# TASK
Each line below must be set down exactly; omit any image you find.

# Records from a collection
----------------------------------------

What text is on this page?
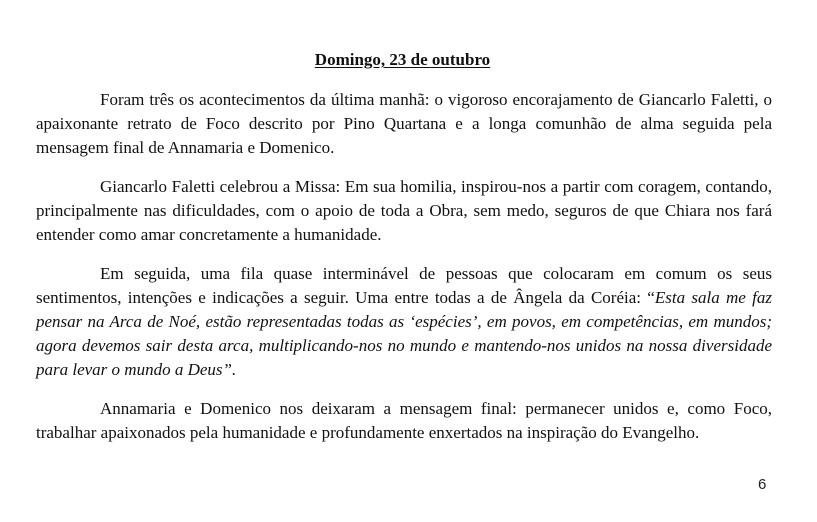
Domingo, 23 de outubro

Foram três os acontecimentos da última manhã: o vigoroso encorajamento de Giancarlo Faletti, o apaixonante retrato de Foco descrito por Pino Quartana e a longa comunhão de alma seguida pela mensagem final de Annamaria e Domenico.

Giancarlo Faletti celebrou a Missa: Em sua homilia, inspirou-nos a partir com coragem, contando, principalmente nas dificuldades, com o apoio de toda a Obra, sem medo, seguros de que Chiara nos fará entender como amar concretamente a humanidade.

Em seguida, uma fila quase interminável de pessoas que colocaram em comum os seus sentimentos, intenções e indicações a seguir. Uma entre todas a de Ângela da Coréia: “Esta sala me faz pensar na Arca de Noé, estão representadas todas as ‘espécies’, em povos, em competências, em mundos; agora devemos sair desta arca, multiplicando-nos no mundo e mantendo-nos unidos na nossa diversidade para levar o mundo a Deus”.

Annamaria e Domenico nos deixaram a mensagem final: permanecer unidos e, como Foco, trabalhar apaixonados pela humanidade e profundamente enxertados na inspiração do Evangelho.

6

----------------------------------------

# TASK SOLUTION
What text is on this page?
Domingo, 23 de outubro

Foram três os acontecimentos da última manhã: o vigoroso encorajamento de Giancarlo Faletti, o apaixonante retrato de Foco descrito por Pino Quartana e a longa comunhão de alma seguida pela mensagem final de Annamaria e Domenico.

Giancarlo Faletti celebrou a Missa: Em sua homilia, inspirou-nos a partir com coragem, contando, principalmente nas dificuldades, com o apoio de toda a Obra, sem medo, seguros de que Chiara nos fará entender como amar concretamente a humanidade.

Em seguida, uma fila quase interminável de pessoas que colocaram em comum os seus sentimentos, intenções e indicações a seguir. Uma entre todas a de Ângela da Coréia: “Esta sala me faz pensar na Arca de Noé, estão representadas todas as ‘espécies’, em povos, em competências, em mundos; agora devemos sair desta arca, multiplicando-nos no mundo e mantendo-nos unidos na nossa diversidade para levar o mundo a Deus”.

Annamaria e Domenico nos deixaram a mensagem final: permanecer unidos e, como Foco, trabalhar apaixonados pela humanidade e profundamente enxertados na inspiração do Evangelho.

6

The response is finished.